[start Available data]

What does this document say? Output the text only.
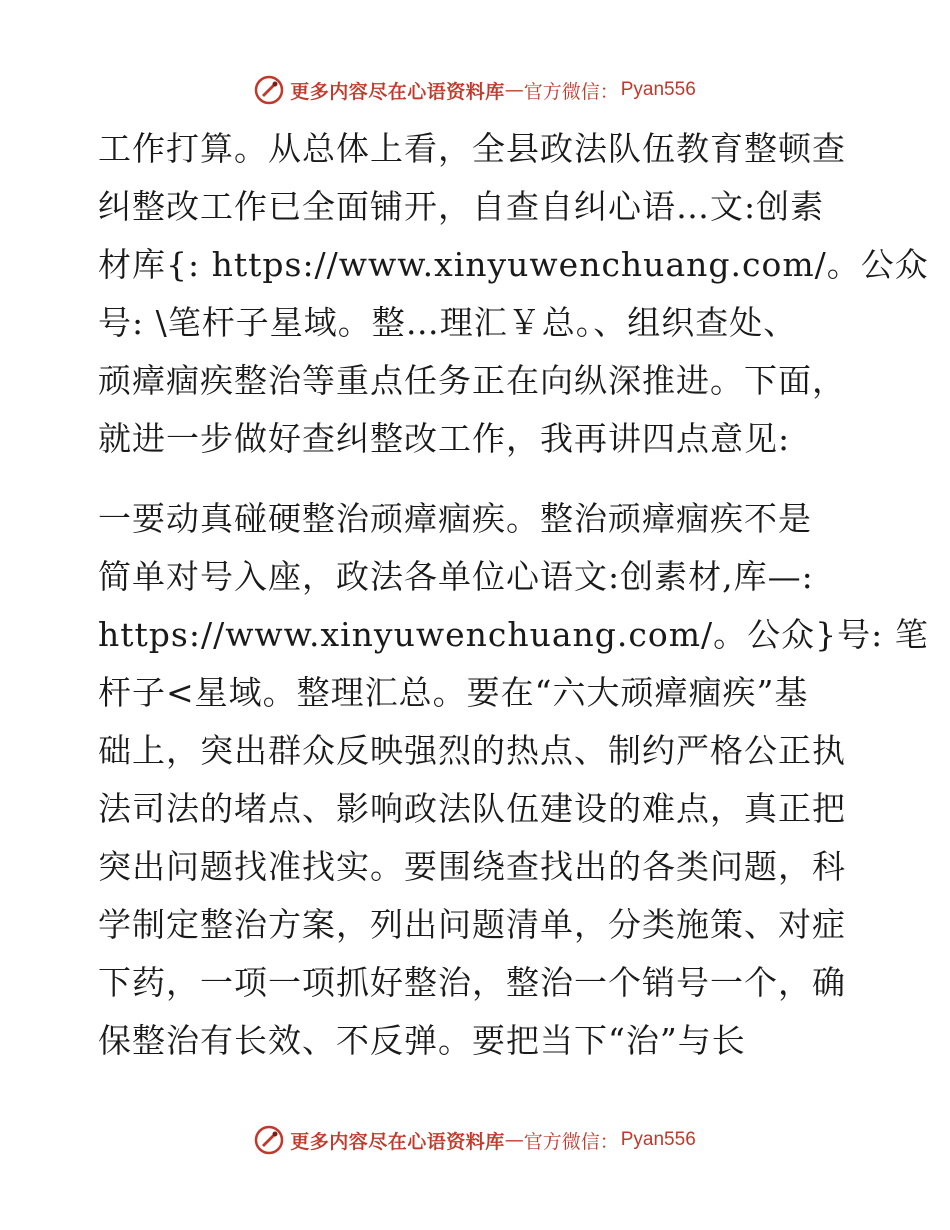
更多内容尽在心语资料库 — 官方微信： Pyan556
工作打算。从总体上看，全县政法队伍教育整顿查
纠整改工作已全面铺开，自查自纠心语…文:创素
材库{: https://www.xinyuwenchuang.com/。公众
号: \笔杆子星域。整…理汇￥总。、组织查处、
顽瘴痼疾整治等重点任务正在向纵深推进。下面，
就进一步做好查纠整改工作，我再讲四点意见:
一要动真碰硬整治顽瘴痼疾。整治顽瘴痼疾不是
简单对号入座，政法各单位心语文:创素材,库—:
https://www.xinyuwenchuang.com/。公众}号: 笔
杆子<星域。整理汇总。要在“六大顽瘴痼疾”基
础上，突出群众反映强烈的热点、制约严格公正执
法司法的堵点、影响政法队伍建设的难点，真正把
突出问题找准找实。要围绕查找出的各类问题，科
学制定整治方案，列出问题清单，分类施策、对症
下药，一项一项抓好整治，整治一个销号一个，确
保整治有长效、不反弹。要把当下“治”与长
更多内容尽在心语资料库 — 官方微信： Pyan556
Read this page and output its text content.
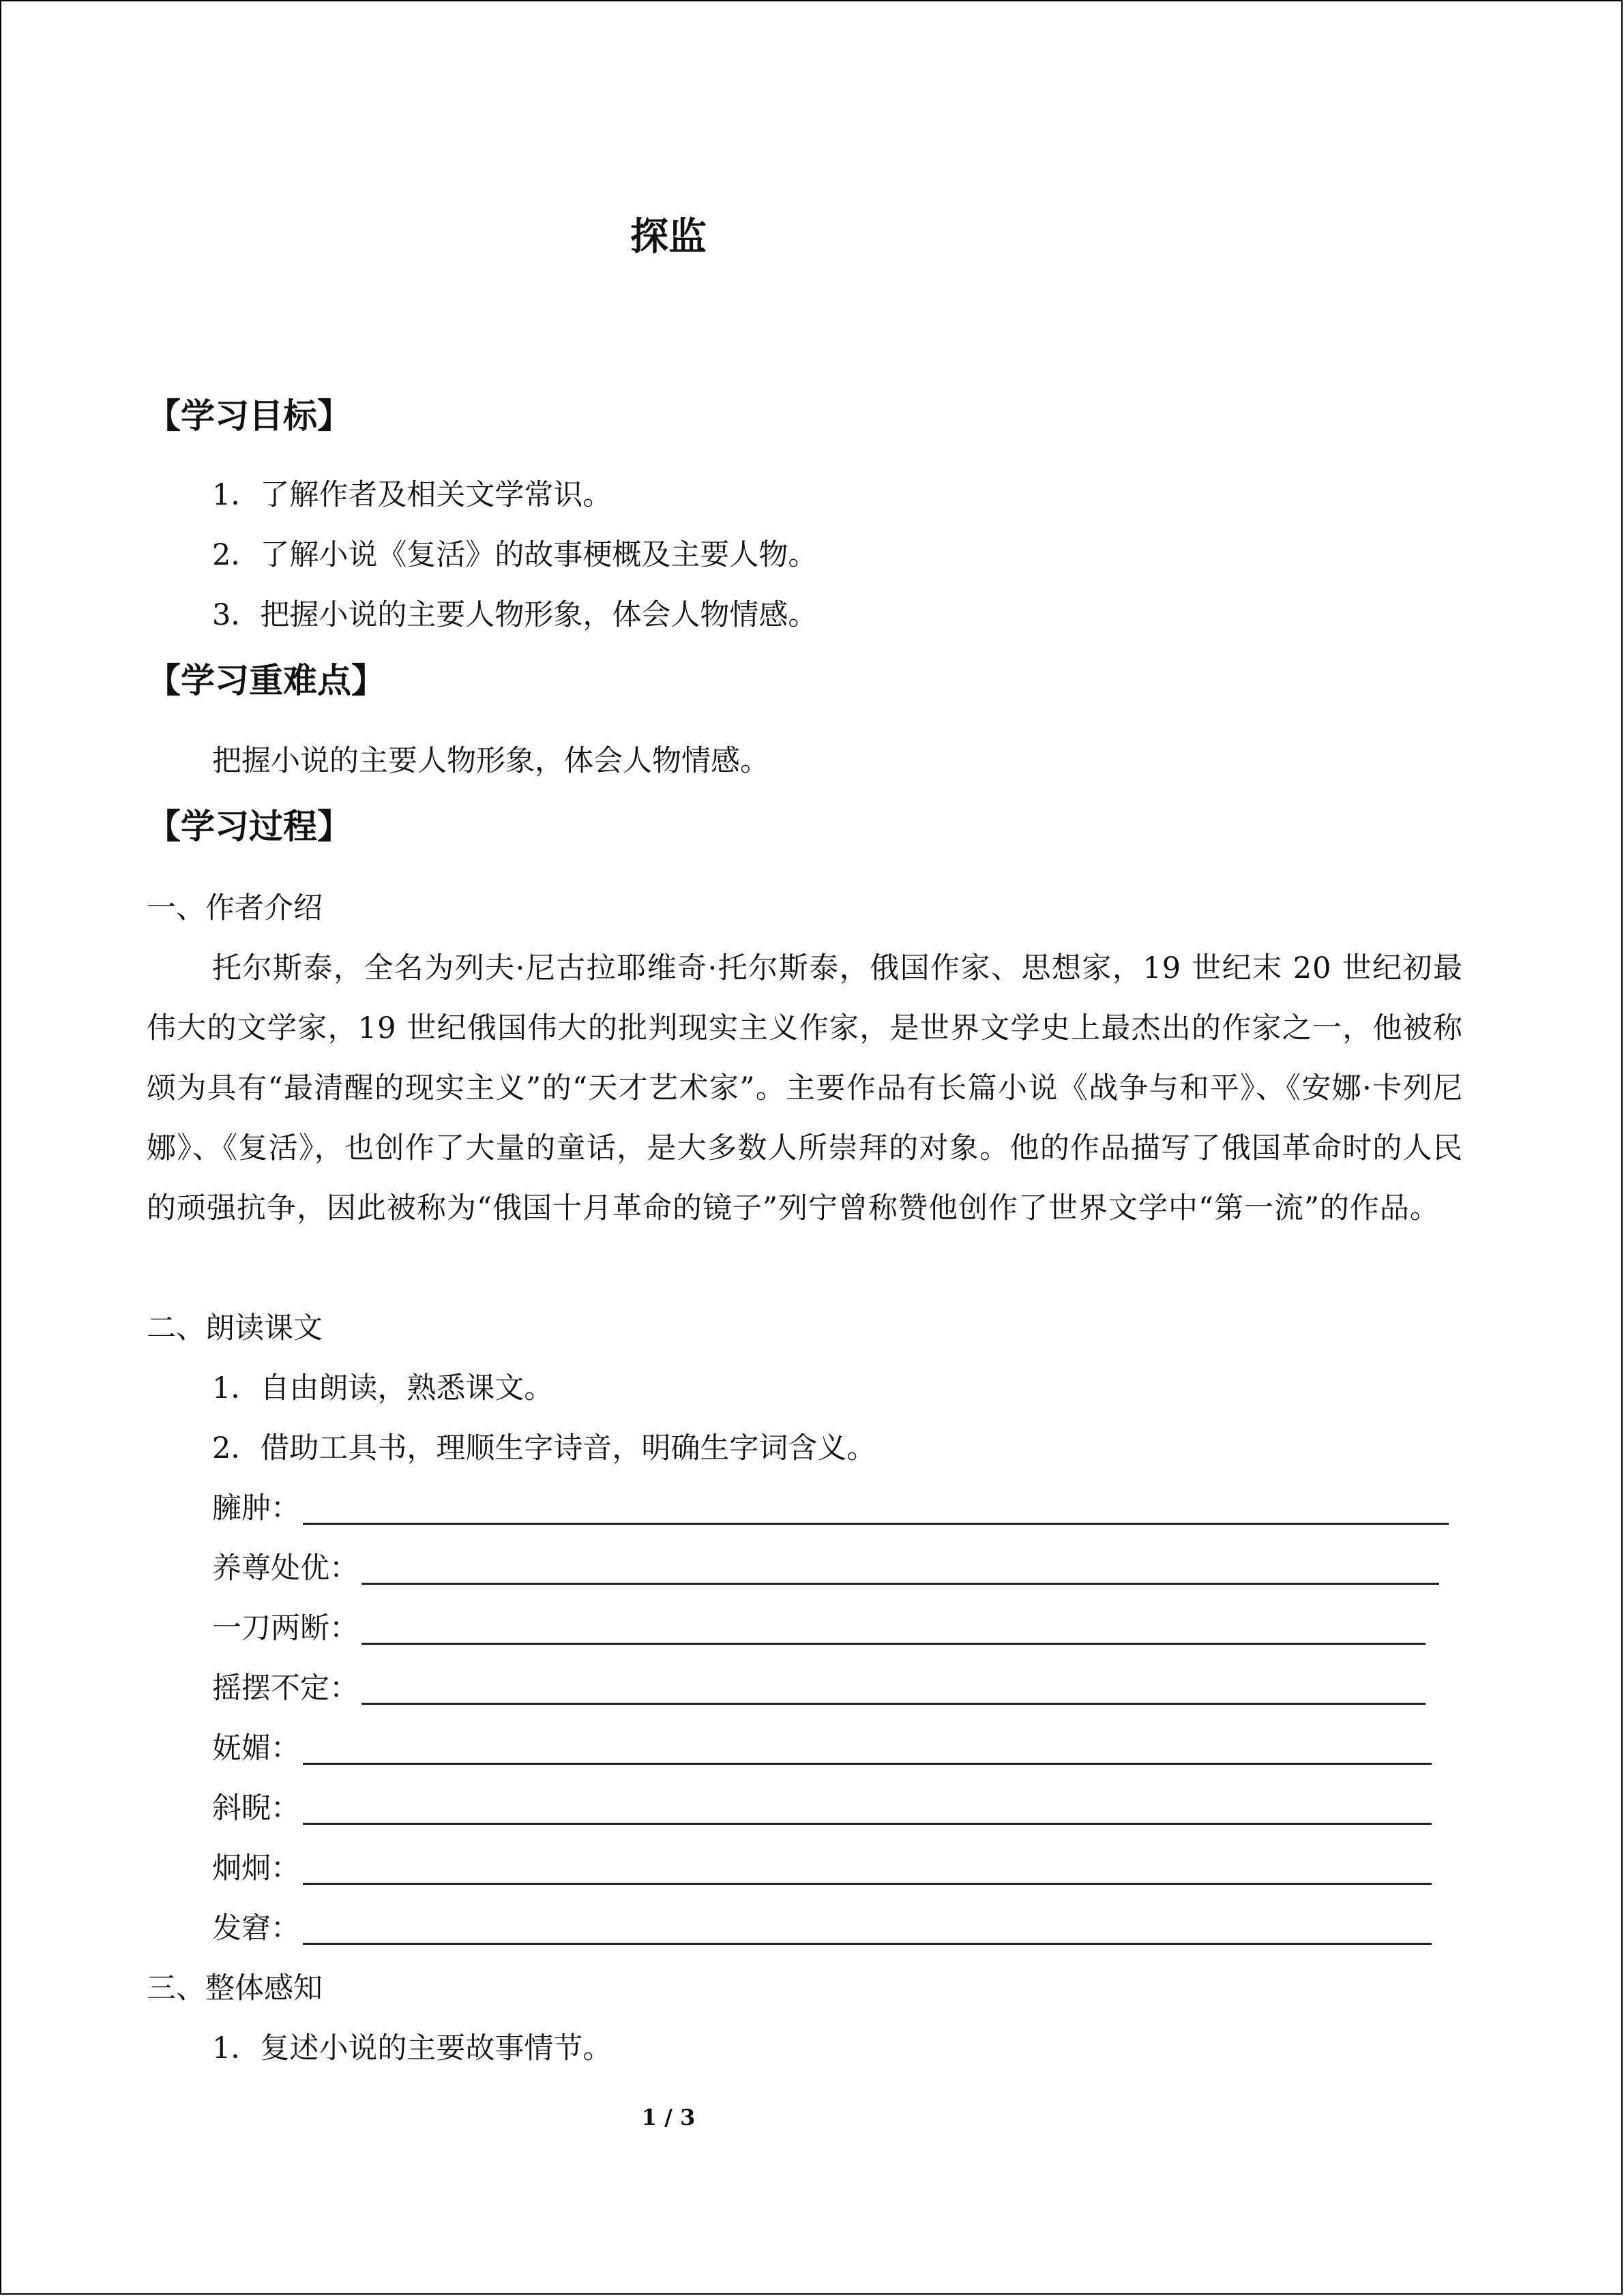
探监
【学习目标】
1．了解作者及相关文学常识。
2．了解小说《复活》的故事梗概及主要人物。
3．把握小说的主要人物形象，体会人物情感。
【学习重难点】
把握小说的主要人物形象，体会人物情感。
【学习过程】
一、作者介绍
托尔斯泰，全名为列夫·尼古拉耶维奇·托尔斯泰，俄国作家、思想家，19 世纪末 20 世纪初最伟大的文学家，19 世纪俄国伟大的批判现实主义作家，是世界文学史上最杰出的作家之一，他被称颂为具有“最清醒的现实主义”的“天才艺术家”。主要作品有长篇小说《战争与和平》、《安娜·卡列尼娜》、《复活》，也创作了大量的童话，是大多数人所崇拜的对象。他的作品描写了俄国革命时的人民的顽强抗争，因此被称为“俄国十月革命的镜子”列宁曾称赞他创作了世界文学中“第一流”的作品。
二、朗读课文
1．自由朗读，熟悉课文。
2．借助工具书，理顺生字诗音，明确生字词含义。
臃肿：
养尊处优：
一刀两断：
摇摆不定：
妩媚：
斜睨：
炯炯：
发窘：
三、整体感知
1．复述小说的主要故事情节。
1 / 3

[end Available data]

Request »
Transcribe every line from the records above without alteration, and leave out the images.

Completed exercise »
What does this document say? Output the text only.
更多内容尽在心语资料库 — 官方微信： Pyan556
工作打算。从总体上看，全县政法队伍教育整顿查
纠整改工作已全面铺开，自查自纠心语…文:创素
材库{: https://www.xinyuwenchuang.com/。公众
号: \笔杆子星域。整…理汇￥总。、组织查处、
顽瘴痼疾整治等重点任务正在向纵深推进。下面，
就进一步做好查纠整改工作，我再讲四点意见:
一要动真碰硬整治顽瘴痼疾。整治顽瘴痼疾不是
简单对号入座，政法各单位心语文:创素材,库—:
https://www.xinyuwenchuang.com/。公众}号: 笔
杆子<星域。整理汇总。要在“六大顽瘴痼疾”基
础上，突出群众反映强烈的热点、制约严格公正执
法司法的堵点、影响政法队伍建设的难点，真正把
突出问题找准找实。要围绕查找出的各类问题，科
学制定整治方案，列出问题清单，分类施策、对症
下药，一项一项抓好整治，整治一个销号一个，确
保整治有长效、不反弹。要把当下“治”与长
更多内容尽在心语资料库 — 官方微信： Pyan556
Read this page and output its text content.
探监
【学习目标】
1．了解作者及相关文学常识。
2．了解小说《复活》的故事梗概及主要人物。
3．把握小说的主要人物形象，体会人物情感。
【学习重难点】
把握小说的主要人物形象，体会人物情感。
【学习过程】
一、作者介绍
托尔斯泰，全名为列夫·尼古拉耶维奇·托尔斯泰，俄国作家、思想家，19 世纪末 20 世纪初最伟大的文学家，19 世纪俄国伟大的批判现实主义作家，是世界文学史上最杰出的作家之一，他被称颂为具有“最清醒的现实主义”的“天才艺术家”。主要作品有长篇小说《战争与和平》、《安娜·卡列尼娜》、《复活》，也创作了大量的童话，是大多数人所崇拜的对象。他的作品描写了俄国革命时的人民的顽强抗争，因此被称为“俄国十月革命的镜子”列宁曾称赞他创作了世界文学中“第一流”的作品。
二、朗读课文
1．自由朗读，熟悉课文。
2．借助工具书，理顺生字诗音，明确生字词含义。
臃肿：
养尊处优：
一刀两断：
摇摆不定：
妩媚：
斜睨：
炯炯：
发窘：
三、整体感知
1．复述小说的主要故事情节。
1 / 3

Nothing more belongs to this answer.